● Stated goal
Restate the whole listing word for word. Pictures are left out.

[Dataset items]
------------
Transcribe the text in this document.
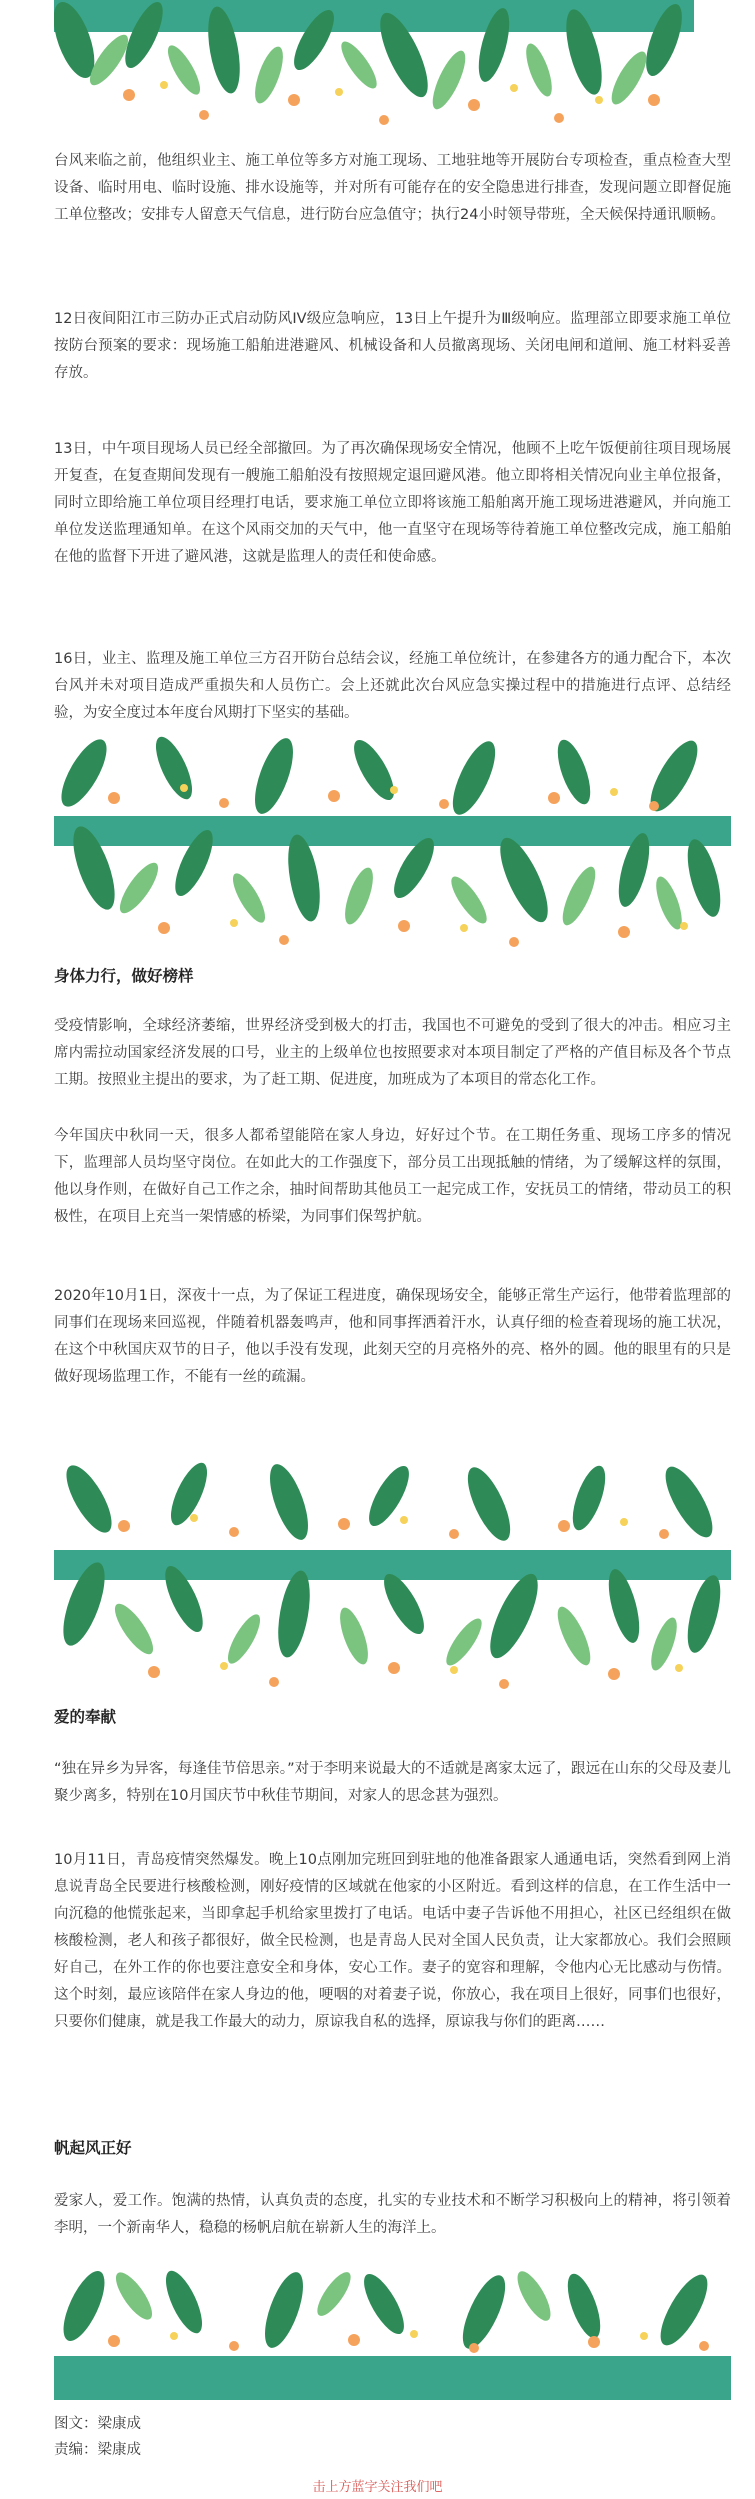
台风来临之前，他组织业主、施工单位等多方对施工现场、工地驻地等开展防台专项检查，重点检查大型设备、临时用电、临时设施、排水设施等，并对所有可能存在的安全隐患进行排查，发现问题立即督促施工单位整改；安排专人留意天气信息，进行防台应急值守；执行24小时领导带班，全天候保持通讯顺畅。

12日夜间阳江市三防办正式启动防风IV级应急响应，13日上午提升为Ⅲ级响应。监理部立即要求施工单位按防台预案的要求：现场施工船舶进港避风、机械设备和人员撤离现场、关闭电闸和道闸、施工材料妥善存放。

13日，中午项目现场人员已经全部撤回。为了再次确保现场安全情况，他顾不上吃午饭便前往项目现场展开复查，在复查期间发现有一艘施工船舶没有按照规定退回避风港。他立即将相关情况向业主单位报备，同时立即给施工单位项目经理打电话，要求施工单位立即将该施工船舶离开施工现场进港避风，并向施工单位发送监理通知单。在这个风雨交加的天气中，他一直坚守在现场等待着施工单位整改完成，施工船舶在他的监督下开进了避风港，这就是监理人的责任和使命感。

16日，业主、监理及施工单位三方召开防台总结会议，经施工单位统计，在参建各方的通力配合下，本次台风并未对项目造成严重损失和人员伤亡。会上还就此次台风应急实操过程中的措施进行点评、总结经验，为安全度过本年度台风期打下坚实的基础。

身体力行，做好榜样

受疫情影响，全球经济萎缩，世界经济受到极大的打击，我国也不可避免的受到了很大的冲击。相应习主席内需拉动国家经济发展的口号，业主的上级单位也按照要求对本项目制定了严格的产值目标及各个节点工期。按照业主提出的要求，为了赶工期、促进度，加班成为了本项目的常态化工作。

今年国庆中秋同一天，很多人都希望能陪在家人身边，好好过个节。在工期任务重、现场工序多的情况下，监理部人员均坚守岗位。在如此大的工作强度下，部分员工出现抵触的情绪，为了缓解这样的氛围，他以身作则，在做好自己工作之余，抽时间帮助其他员工一起完成工作，安抚员工的情绪，带动员工的积极性，在项目上充当一架情感的桥梁，为同事们保驾护航。

2020年10月1日，深夜十一点，为了保证工程进度，确保现场安全，能够正常生产运行，他带着监理部的同事们在现场来回巡视，伴随着机器轰鸣声，他和同事挥洒着汗水，认真仔细的检查着现场的施工状况，在这个中秋国庆双节的日子，他以手没有发现，此刻天空的月亮格外的亮、格外的圆。他的眼里有的只是做好现场监理工作，不能有一丝的疏漏。

爱的奉献

“独在异乡为异客，每逢佳节倍思亲。”对于李明来说最大的不适就是离家太远了，跟远在山东的父母及妻儿聚少离多，特别在10月国庆节中秋佳节期间，对家人的思念甚为强烈。

10月11日，青岛疫情突然爆发。晚上10点刚加完班回到驻地的他准备跟家人通通电话，突然看到网上消息说青岛全民要进行核酸检测，刚好疫情的区域就在他家的小区附近。看到这样的信息，在工作生活中一向沉稳的他慌张起来，当即拿起手机给家里拨打了电话。电话中妻子告诉他不用担心，社区已经组织在做核酸检测，老人和孩子都很好，做全民检测，也是青岛人民对全国人民负责，让大家都放心。我们会照顾好自己，在外工作的你也要注意安全和身体，安心工作。妻子的宽容和理解，令他内心无比感动与伤情。这个时刻，最应该陪伴在家人身边的他，哽咽的对着妻子说，你放心，我在项目上很好，同事们也很好，只要你们健康，就是我工作最大的动力，原谅我自私的选择，原谅我与你们的距离……

帆起风正好

爱家人，爱工作。饱满的热情，认真负责的态度，扎实的专业技术和不断学习积极向上的精神，将引领着李明，一个新南华人，稳稳的杨帆启航在崭新人生的海洋上。

图文：梁康成

责编：梁康成

击上方蓝字关注我们吧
------------
● Solution
Transcribe the text in this document.
台风来临之前，他组织业主、施工单位等多方对施工现场、工地驻地等开展防台专项检查，重点检查大型设备、临时用电、临时设施、排水设施等，并对所有可能存在的安全隐患进行排查，发现问题立即督促施工单位整改；安排专人留意天气信息，进行防台应急值守；执行24小时领导带班，全天候保持通讯顺畅。

12日夜间阳江市三防办正式启动防风IV级应急响应，13日上午提升为Ⅲ级响应。监理部立即要求施工单位按防台预案的要求：现场施工船舶进港避风、机械设备和人员撤离现场、关闭电闸和道闸、施工材料妥善存放。

13日，中午项目现场人员已经全部撤回。为了再次确保现场安全情况，他顾不上吃午饭便前往项目现场展开复查，在复查期间发现有一艘施工船舶没有按照规定退回避风港。他立即将相关情况向业主单位报备，同时立即给施工单位项目经理打电话，要求施工单位立即将该施工船舶离开施工现场进港避风，并向施工单位发送监理通知单。在这个风雨交加的天气中，他一直坚守在现场等待着施工单位整改完成，施工船舶在他的监督下开进了避风港，这就是监理人的责任和使命感。

16日，业主、监理及施工单位三方召开防台总结会议，经施工单位统计，在参建各方的通力配合下，本次台风并未对项目造成严重损失和人员伤亡。会上还就此次台风应急实操过程中的措施进行点评、总结经验，为安全度过本年度台风期打下坚实的基础。

身体力行，做好榜样

受疫情影响，全球经济萎缩，世界经济受到极大的打击，我国也不可避免的受到了很大的冲击。相应习主席内需拉动国家经济发展的口号，业主的上级单位也按照要求对本项目制定了严格的产值目标及各个节点工期。按照业主提出的要求，为了赶工期、促进度，加班成为了本项目的常态化工作。

今年国庆中秋同一天，很多人都希望能陪在家人身边，好好过个节。在工期任务重、现场工序多的情况下，监理部人员均坚守岗位。在如此大的工作强度下，部分员工出现抵触的情绪，为了缓解这样的氛围，他以身作则，在做好自己工作之余，抽时间帮助其他员工一起完成工作，安抚员工的情绪，带动员工的积极性，在项目上充当一架情感的桥梁，为同事们保驾护航。

2020年10月1日，深夜十一点，为了保证工程进度，确保现场安全，能够正常生产运行，他带着监理部的同事们在现场来回巡视，伴随着机器轰鸣声，他和同事挥洒着汗水，认真仔细的检查着现场的施工状况，在这个中秋国庆双节的日子，他以手没有发现，此刻天空的月亮格外的亮、格外的圆。他的眼里有的只是做好现场监理工作，不能有一丝的疏漏。

爱的奉献

“独在异乡为异客，每逢佳节倍思亲。”对于李明来说最大的不适就是离家太远了，跟远在山东的父母及妻儿聚少离多，特别在10月国庆节中秋佳节期间，对家人的思念甚为强烈。

10月11日，青岛疫情突然爆发。晚上10点刚加完班回到驻地的他准备跟家人通通电话，突然看到网上消息说青岛全民要进行核酸检测，刚好疫情的区域就在他家的小区附近。看到这样的信息，在工作生活中一向沉稳的他慌张起来，当即拿起手机给家里拨打了电话。电话中妻子告诉他不用担心，社区已经组织在做核酸检测，老人和孩子都很好，做全民检测，也是青岛人民对全国人民负责，让大家都放心。我们会照顾好自己，在外工作的你也要注意安全和身体，安心工作。妻子的宽容和理解，令他内心无比感动与伤情。这个时刻，最应该陪伴在家人身边的他，哽咽的对着妻子说，你放心，我在项目上很好，同事们也很好，只要你们健康，就是我工作最大的动力，原谅我自私的选择，原谅我与你们的距离……

帆起风正好

爱家人，爱工作。饱满的热情，认真负责的态度，扎实的专业技术和不断学习积极向上的精神，将引领着李明，一个新南华人，稳稳的杨帆启航在崭新人生的海洋上。

图文：梁康成

责编：梁康成

击上方蓝字关注我们吧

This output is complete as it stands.